## INSTRUCTION
Reproduce the listing below character for character; drop every image.
start RECORDS SHOWN
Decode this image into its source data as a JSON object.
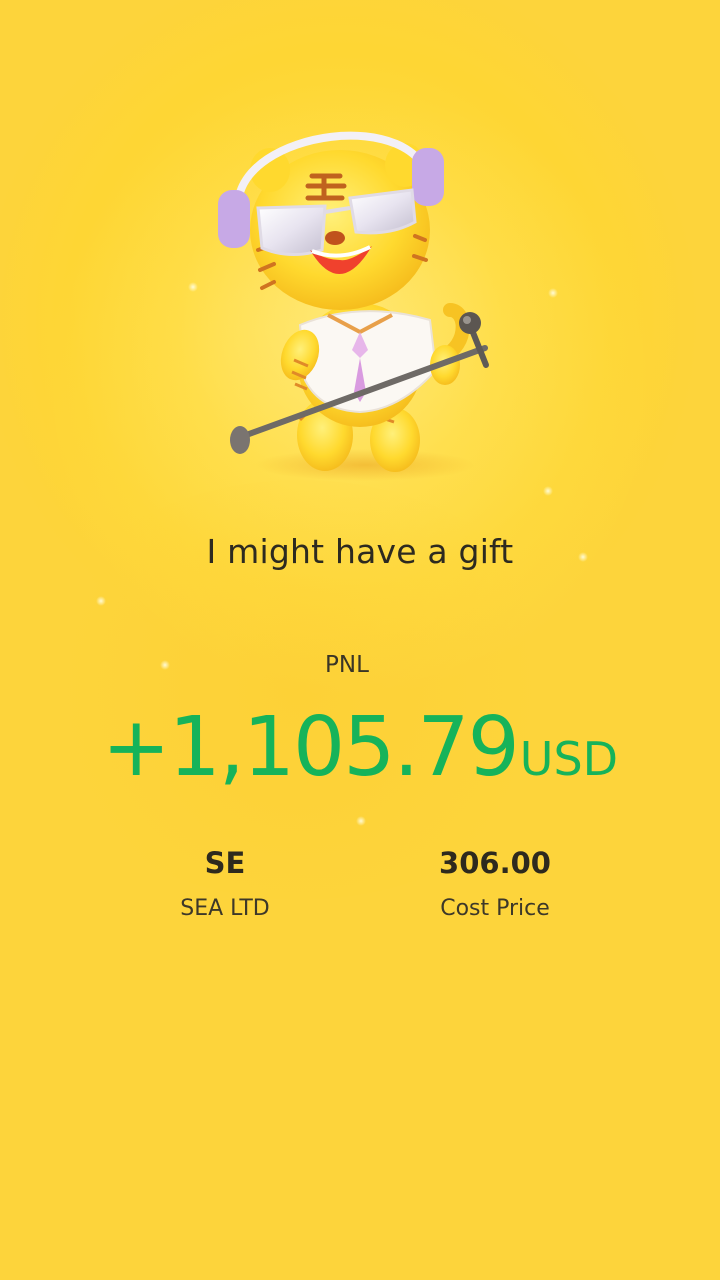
{
  "headline": "I might have a gift",
  "pnl": {
    "label": "PNL",
    "value": "+1,105.79",
    "currency": "USD",
    "color": "#16b35a"
  },
  "stock": {
    "ticker": "SE",
    "name": "SEA LTD"
  },
  "cost": {
    "value": "306.00",
    "label": "Cost Price"
  },
  "illustration": "tiger-mascot-singing"
}
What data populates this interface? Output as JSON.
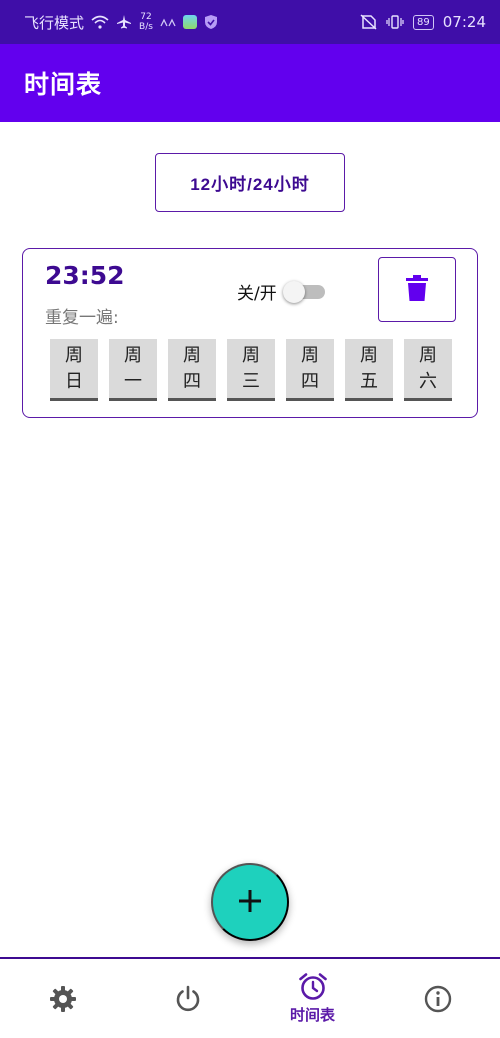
end RECORDS SHOWN
## TASK RESULT
Decode this image into its source data as a JSON object.
{
  "headline": "I might have a gift",
  "pnl": {
    "label": "PNL",
    "value": "+1,105.79",
    "currency": "USD",
    "color": "#16b35a"
  },
  "stock": {
    "ticker": "SE",
    "name": "SEA LTD"
  },
  "cost": {
    "value": "306.00",
    "label": "Cost Price"
  },
  "illustration": "tiger-mascot-singing"
}
What data populates this interface? Output as JSON.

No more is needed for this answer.